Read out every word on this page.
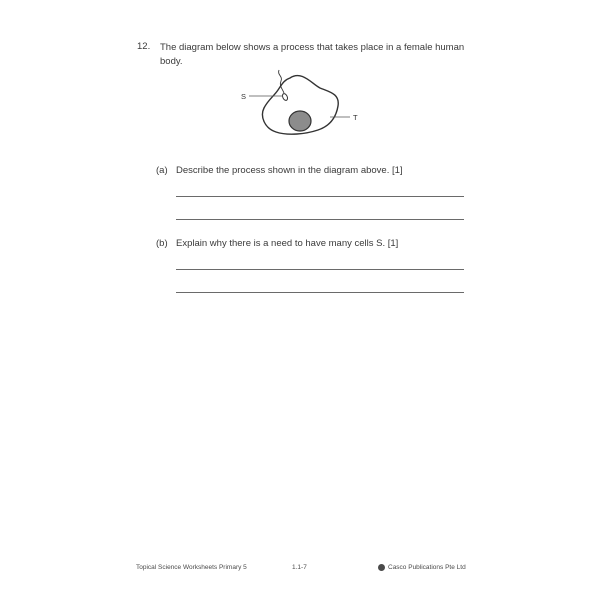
12. The diagram below shows a process that takes place in a female human body.
S
T
(a) Describe the process shown in the diagram above. [1]
(b) Explain why there is a need to have many cells S. [1]
Topical Science Worksheets Primary 5	1.1-7	Casco Publications Pte Ltd
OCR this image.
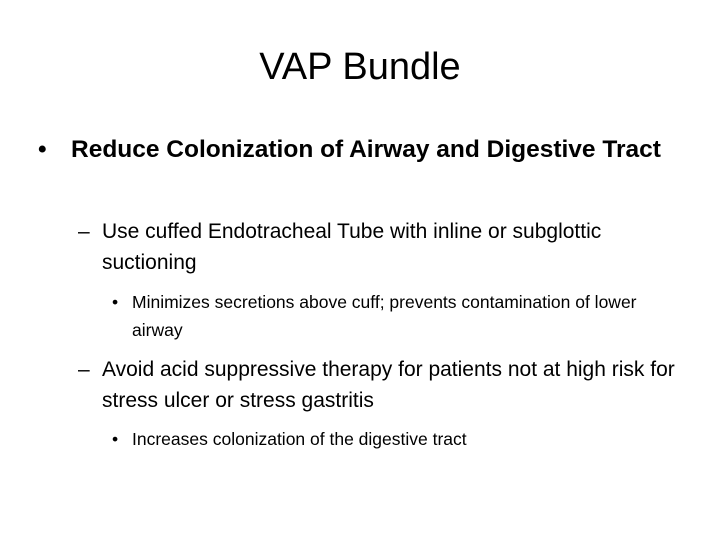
VAP Bundle
• Reduce Colonization of Airway and Digestive Tract
– Use cuffed Endotracheal Tube with inline or subglottic suctioning
• Minimizes secretions above cuff; prevents contamination of lower airway
– Avoid acid suppressive therapy for patients not at high risk for stress ulcer or stress gastritis
• Increases colonization of the digestive tract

## What to produce
Only lines with the word "above" are wanted, so copy each one from the records.

## Answer to the problem
(a) Describe the process shown in the diagram above. [1]
• Minimizes secretions above cuff; prevents contamination of lower airway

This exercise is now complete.